■ Goal of the exercise ■
Render every entry verbatim.

Dataset rows
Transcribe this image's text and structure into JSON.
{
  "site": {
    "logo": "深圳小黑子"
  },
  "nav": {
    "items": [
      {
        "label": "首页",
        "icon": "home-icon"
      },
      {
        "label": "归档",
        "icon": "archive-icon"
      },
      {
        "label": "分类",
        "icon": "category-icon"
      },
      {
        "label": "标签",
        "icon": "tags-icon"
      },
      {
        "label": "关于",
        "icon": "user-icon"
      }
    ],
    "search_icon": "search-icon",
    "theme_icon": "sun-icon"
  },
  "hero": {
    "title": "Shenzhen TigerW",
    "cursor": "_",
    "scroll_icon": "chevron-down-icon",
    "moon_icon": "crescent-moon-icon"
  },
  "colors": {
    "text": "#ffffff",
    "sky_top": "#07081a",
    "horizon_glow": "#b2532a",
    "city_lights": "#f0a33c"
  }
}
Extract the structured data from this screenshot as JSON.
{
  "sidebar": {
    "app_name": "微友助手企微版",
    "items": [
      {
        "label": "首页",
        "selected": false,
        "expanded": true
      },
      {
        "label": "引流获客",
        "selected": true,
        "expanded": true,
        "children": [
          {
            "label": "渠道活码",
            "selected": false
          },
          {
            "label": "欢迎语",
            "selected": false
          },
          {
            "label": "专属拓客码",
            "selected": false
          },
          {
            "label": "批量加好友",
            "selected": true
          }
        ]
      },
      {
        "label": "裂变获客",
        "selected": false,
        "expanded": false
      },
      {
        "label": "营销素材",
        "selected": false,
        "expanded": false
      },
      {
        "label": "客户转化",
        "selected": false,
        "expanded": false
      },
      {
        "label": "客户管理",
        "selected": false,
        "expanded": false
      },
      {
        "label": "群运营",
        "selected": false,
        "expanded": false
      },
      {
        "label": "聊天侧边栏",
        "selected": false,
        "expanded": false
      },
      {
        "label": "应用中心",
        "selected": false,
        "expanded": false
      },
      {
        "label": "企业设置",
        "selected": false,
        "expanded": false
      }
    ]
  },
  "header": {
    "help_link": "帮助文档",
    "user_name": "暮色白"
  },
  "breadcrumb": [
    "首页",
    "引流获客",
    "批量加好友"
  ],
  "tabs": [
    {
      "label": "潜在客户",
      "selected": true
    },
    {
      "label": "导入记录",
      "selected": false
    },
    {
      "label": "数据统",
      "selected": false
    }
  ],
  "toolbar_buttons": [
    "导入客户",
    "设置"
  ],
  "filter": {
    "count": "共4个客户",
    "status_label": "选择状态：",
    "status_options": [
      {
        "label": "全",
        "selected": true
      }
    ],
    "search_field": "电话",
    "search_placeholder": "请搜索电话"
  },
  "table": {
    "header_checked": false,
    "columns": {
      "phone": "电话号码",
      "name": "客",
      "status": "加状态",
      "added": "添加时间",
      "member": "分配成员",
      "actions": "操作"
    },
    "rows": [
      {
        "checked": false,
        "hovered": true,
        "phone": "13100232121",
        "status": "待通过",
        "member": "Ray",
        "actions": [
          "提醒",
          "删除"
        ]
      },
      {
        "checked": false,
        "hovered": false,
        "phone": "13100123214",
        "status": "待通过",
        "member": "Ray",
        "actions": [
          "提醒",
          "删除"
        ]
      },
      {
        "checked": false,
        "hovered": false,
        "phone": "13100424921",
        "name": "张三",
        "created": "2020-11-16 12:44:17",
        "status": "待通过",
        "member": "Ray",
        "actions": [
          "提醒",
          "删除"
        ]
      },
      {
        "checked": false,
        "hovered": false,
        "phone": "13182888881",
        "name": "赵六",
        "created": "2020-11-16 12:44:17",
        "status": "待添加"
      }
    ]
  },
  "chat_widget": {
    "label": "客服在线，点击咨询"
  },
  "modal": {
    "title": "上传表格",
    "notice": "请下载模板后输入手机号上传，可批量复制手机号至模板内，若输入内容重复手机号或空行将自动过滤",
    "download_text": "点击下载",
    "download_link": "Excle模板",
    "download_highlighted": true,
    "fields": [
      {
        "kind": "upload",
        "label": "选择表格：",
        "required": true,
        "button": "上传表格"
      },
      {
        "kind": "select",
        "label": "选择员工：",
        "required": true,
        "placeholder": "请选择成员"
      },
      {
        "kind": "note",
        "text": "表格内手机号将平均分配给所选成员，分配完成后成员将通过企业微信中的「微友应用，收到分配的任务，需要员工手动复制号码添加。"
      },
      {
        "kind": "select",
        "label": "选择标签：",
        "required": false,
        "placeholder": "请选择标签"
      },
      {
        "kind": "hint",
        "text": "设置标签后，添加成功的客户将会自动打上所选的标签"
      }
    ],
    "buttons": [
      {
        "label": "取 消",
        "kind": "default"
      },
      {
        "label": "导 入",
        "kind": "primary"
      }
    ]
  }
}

■ Exercise output ■
Transcribe this image's text and structure into JSON.
{
  "site": {
    "logo": "深圳小黑子"
  },
  "nav": {
    "items": [
      {
        "label": "首页",
        "icon": "home-icon"
      },
      {
        "label": "归档",
        "icon": "archive-icon"
      },
      {
        "label": "分类",
        "icon": "category-icon"
      },
      {
        "label": "标签",
        "icon": "tags-icon"
      },
      {
        "label": "关于",
        "icon": "user-icon"
      }
    ],
    "search_icon": "search-icon",
    "theme_icon": "sun-icon"
  },
  "hero": {
    "title": "Shenzhen TigerW",
    "cursor": "_",
    "scroll_icon": "chevron-down-icon",
    "moon_icon": "crescent-moon-icon"
  },
  "colors": {
    "text": "#ffffff",
    "sky_top": "#07081a",
    "horizon_glow": "#b2532a",
    "city_lights": "#f0a33c"
  }
}
Extract the structured data from this screenshot as JSON.
{
  "sidebar": {
    "app_name": "微友助手企微版",
    "items": [
      {
        "label": "首页",
        "selected": false,
        "expanded": true
      },
      {
        "label": "引流获客",
        "selected": true,
        "expanded": true,
        "children": [
          {
            "label": "渠道活码",
            "selected": false
          },
          {
            "label": "欢迎语",
            "selected": false
          },
          {
            "label": "专属拓客码",
            "selected": false
          },
          {
            "label": "批量加好友",
            "selected": true
          }
        ]
      },
      {
        "label": "裂变获客",
        "selected": false,
        "expanded": false
      },
      {
        "label": "营销素材",
        "selected": false,
        "expanded": false
      },
      {
        "label": "客户转化",
        "selected": false,
        "expanded": false
      },
      {
        "label": "客户管理",
        "selected": false,
        "expanded": false
      },
      {
        "label": "群运营",
        "selected": false,
        "expanded": false
      },
      {
        "label": "聊天侧边栏",
        "selected": false,
        "expanded": false
      },
      {
        "label": "应用中心",
        "selected": false,
        "expanded": false
      },
      {
        "label": "企业设置",
        "selected": false,
        "expanded": false
      }
    ]
  },
  "header": {
    "help_link": "帮助文档",
    "user_name": "暮色白"
  },
  "breadcrumb": [
    "首页",
    "引流获客",
    "批量加好友"
  ],
  "tabs": [
    {
      "label": "潜在客户",
      "selected": true
    },
    {
      "label": "导入记录",
      "selected": false
    },
    {
      "label": "数据统",
      "selected": false
    }
  ],
  "toolbar_buttons": [
    "导入客户",
    "设置"
  ],
  "filter": {
    "count": "共4个客户",
    "status_label": "选择状态：",
    "status_options": [
      {
        "label": "全",
        "selected": true
      }
    ],
    "search_field": "电话",
    "search_placeholder": "请搜索电话"
  },
  "table": {
    "header_checked": false,
    "columns": {
      "phone": "电话号码",
      "name": "客",
      "status": "加状态",
      "added": "添加时间",
      "member": "分配成员",
      "actions": "操作"
    },
    "rows": [
      {
        "checked": false,
        "hovered": true,
        "phone": "13100232121",
        "status": "待通过",
        "member": "Ray",
        "actions": [
          "提醒",
          "删除"
        ]
      },
      {
        "checked": false,
        "hovered": false,
        "phone": "13100123214",
        "status": "待通过",
        "member": "Ray",
        "actions": [
          "提醒",
          "删除"
        ]
      },
      {
        "checked": false,
        "hovered": false,
        "phone": "13100424921",
        "name": "张三",
        "created": "2020-11-16 12:44:17",
        "status": "待通过",
        "member": "Ray",
        "actions": [
          "提醒",
          "删除"
        ]
      },
      {
        "checked": false,
        "hovered": false,
        "phone": "13182888881",
        "name": "赵六",
        "created": "2020-11-16 12:44:17",
        "status": "待添加"
      }
    ]
  },
  "chat_widget": {
    "label": "客服在线，点击咨询"
  },
  "modal": {
    "title": "上传表格",
    "notice": "请下载模板后输入手机号上传，可批量复制手机号至模板内，若输入内容重复手机号或空行将自动过滤",
    "download_text": "点击下载",
    "download_link": "Excle模板",
    "download_highlighted": true,
    "fields": [
      {
        "kind": "upload",
        "label": "选择表格：",
        "required": true,
        "button": "上传表格"
      },
      {
        "kind": "select",
        "label": "选择员工：",
        "required": true,
        "placeholder": "请选择成员"
      },
      {
        "kind": "note",
        "text": "表格内手机号将平均分配给所选成员，分配完成后成员将通过企业微信中的「微友应用，收到分配的任务，需要员工手动复制号码添加。"
      },
      {
        "kind": "select",
        "label": "选择标签：",
        "required": false,
        "placeholder": "请选择标签"
      },
      {
        "kind": "hint",
        "text": "设置标签后，添加成功的客户将会自动打上所选的标签"
      }
    ],
    "buttons": [
      {
        "label": "取 消",
        "kind": "default"
      },
      {
        "label": "导 入",
        "kind": "primary"
      }
    ]
  }
}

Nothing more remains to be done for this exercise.